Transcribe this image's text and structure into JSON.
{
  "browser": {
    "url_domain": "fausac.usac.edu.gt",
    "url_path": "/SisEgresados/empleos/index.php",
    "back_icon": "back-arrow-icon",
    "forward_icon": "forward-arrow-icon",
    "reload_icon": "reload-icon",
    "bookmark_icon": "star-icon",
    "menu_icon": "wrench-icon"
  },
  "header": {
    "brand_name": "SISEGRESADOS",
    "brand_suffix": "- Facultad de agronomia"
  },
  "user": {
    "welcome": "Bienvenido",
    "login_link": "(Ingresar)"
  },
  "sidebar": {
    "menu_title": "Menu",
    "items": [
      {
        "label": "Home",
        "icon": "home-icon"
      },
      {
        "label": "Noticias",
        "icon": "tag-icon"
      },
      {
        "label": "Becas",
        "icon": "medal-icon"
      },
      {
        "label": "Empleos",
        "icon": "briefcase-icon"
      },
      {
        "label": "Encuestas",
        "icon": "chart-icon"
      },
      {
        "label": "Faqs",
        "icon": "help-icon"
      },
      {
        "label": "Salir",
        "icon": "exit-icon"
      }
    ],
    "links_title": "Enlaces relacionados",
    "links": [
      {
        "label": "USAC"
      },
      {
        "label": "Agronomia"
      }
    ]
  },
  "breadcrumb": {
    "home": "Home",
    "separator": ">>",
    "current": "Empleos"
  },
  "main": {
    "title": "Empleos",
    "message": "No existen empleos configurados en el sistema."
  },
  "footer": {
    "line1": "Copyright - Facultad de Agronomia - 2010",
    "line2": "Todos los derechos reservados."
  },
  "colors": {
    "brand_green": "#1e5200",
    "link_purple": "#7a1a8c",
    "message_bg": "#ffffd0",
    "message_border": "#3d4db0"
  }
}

------------------------------------

> **TASK REQUIREMENTS**
Extract the complete data, matching each line exactly.

> **SOLUTION TO THIS PROBLEM**
Transcribe this image's text and structure into JSON.
{
  "browser": {
    "url_domain": "fausac.usac.edu.gt",
    "url_path": "/SisEgresados/empleos/index.php",
    "back_icon": "back-arrow-icon",
    "forward_icon": "forward-arrow-icon",
    "reload_icon": "reload-icon",
    "bookmark_icon": "star-icon",
    "menu_icon": "wrench-icon"
  },
  "header": {
    "brand_name": "SISEGRESADOS",
    "brand_suffix": "- Facultad de agronomia"
  },
  "user": {
    "welcome": "Bienvenido",
    "login_link": "(Ingresar)"
  },
  "sidebar": {
    "menu_title": "Menu",
    "items": [
      {
        "label": "Home",
        "icon": "home-icon"
      },
      {
        "label": "Noticias",
        "icon": "tag-icon"
      },
      {
        "label": "Becas",
        "icon": "medal-icon"
      },
      {
        "label": "Empleos",
        "icon": "briefcase-icon"
      },
      {
        "label": "Encuestas",
        "icon": "chart-icon"
      },
      {
        "label": "Faqs",
        "icon": "help-icon"
      },
      {
        "label": "Salir",
        "icon": "exit-icon"
      }
    ],
    "links_title": "Enlaces relacionados",
    "links": [
      {
        "label": "USAC"
      },
      {
        "label": "Agronomia"
      }
    ]
  },
  "breadcrumb": {
    "home": "Home",
    "separator": ">>",
    "current": "Empleos"
  },
  "main": {
    "title": "Empleos",
    "message": "No existen empleos configurados en el sistema."
  },
  "footer": {
    "line1": "Copyright - Facultad de Agronomia - 2010",
    "line2": "Todos los derechos reservados."
  },
  "colors": {
    "brand_green": "#1e5200",
    "link_purple": "#7a1a8c",
    "message_bg": "#ffffd0",
    "message_border": "#3d4db0"
  }
}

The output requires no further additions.